[Work instructions] Your task is to transcribe all of the data below exactly, omitting the images.

[Records for processing]
'''
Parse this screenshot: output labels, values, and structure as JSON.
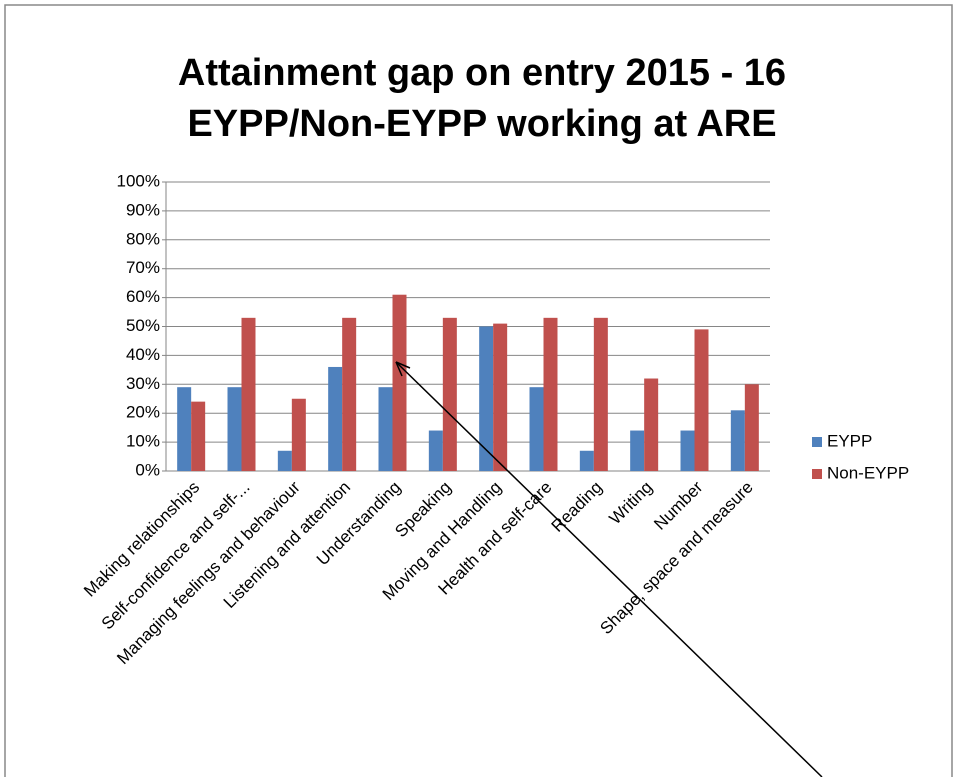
{
  "chart_data": {
    "type": "bar",
    "title": [
      "Attainment gap on entry 2015 - 16",
      "EYPP/Non-EYPP working at ARE"
    ],
    "categories": [
      "Making relationships",
      "Self-confidence and self-...",
      "Managing feelings and behaviour",
      "Listening and attention",
      "Understanding",
      "Speaking",
      "Moving and Handling",
      "Health and self-care",
      "Reading",
      "Writing",
      "Number",
      "Shape, space and measure"
    ],
    "series": [
      {
        "name": "EYPP",
        "color": "#4f81bd",
        "values": [
          29,
          29,
          7,
          36,
          29,
          14,
          50,
          29,
          7,
          14,
          14,
          21
        ]
      },
      {
        "name": "Non-EYPP",
        "color": "#c0504d",
        "values": [
          24,
          53,
          25,
          53,
          61,
          53,
          51,
          53,
          53,
          32,
          49,
          30
        ]
      }
    ],
    "ylim": [
      0,
      100
    ],
    "yticks": [
      {
        "value": 0,
        "label": "0%"
      },
      {
        "value": 10,
        "label": "10%"
      },
      {
        "value": 20,
        "label": "20%"
      },
      {
        "value": 30,
        "label": "30%"
      },
      {
        "value": 40,
        "label": "40%"
      },
      {
        "value": 50,
        "label": "50%"
      },
      {
        "value": 60,
        "label": "60%"
      },
      {
        "value": 70,
        "label": "70%"
      },
      {
        "value": 80,
        "label": "80%"
      },
      {
        "value": 90,
        "label": "90%"
      },
      {
        "value": 100,
        "label": "100%"
      }
    ],
    "grid": true,
    "legend": "right"
  }
}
'''
[Written response]
Parse this screenshot: output labels, values, and structure as JSON.
{
  "chart_data": {
    "type": "bar",
    "title": [
      "Attainment gap on entry 2015 - 16",
      "EYPP/Non-EYPP working at ARE"
    ],
    "categories": [
      "Making relationships",
      "Self-confidence and self-...",
      "Managing feelings and behaviour",
      "Listening and attention",
      "Understanding",
      "Speaking",
      "Moving and Handling",
      "Health and self-care",
      "Reading",
      "Writing",
      "Number",
      "Shape, space and measure"
    ],
    "series": [
      {
        "name": "EYPP",
        "color": "#4f81bd",
        "values": [
          29,
          29,
          7,
          36,
          29,
          14,
          50,
          29,
          7,
          14,
          14,
          21
        ]
      },
      {
        "name": "Non-EYPP",
        "color": "#c0504d",
        "values": [
          24,
          53,
          25,
          53,
          61,
          53,
          51,
          53,
          53,
          32,
          49,
          30
        ]
      }
    ],
    "ylim": [
      0,
      100
    ],
    "yticks": [
      {
        "value": 0,
        "label": "0%"
      },
      {
        "value": 10,
        "label": "10%"
      },
      {
        "value": 20,
        "label": "20%"
      },
      {
        "value": 30,
        "label": "30%"
      },
      {
        "value": 40,
        "label": "40%"
      },
      {
        "value": 50,
        "label": "50%"
      },
      {
        "value": 60,
        "label": "60%"
      },
      {
        "value": 70,
        "label": "70%"
      },
      {
        "value": 80,
        "label": "80%"
      },
      {
        "value": 90,
        "label": "90%"
      },
      {
        "value": 100,
        "label": "100%"
      }
    ],
    "grid": true,
    "legend": "right"
  }
}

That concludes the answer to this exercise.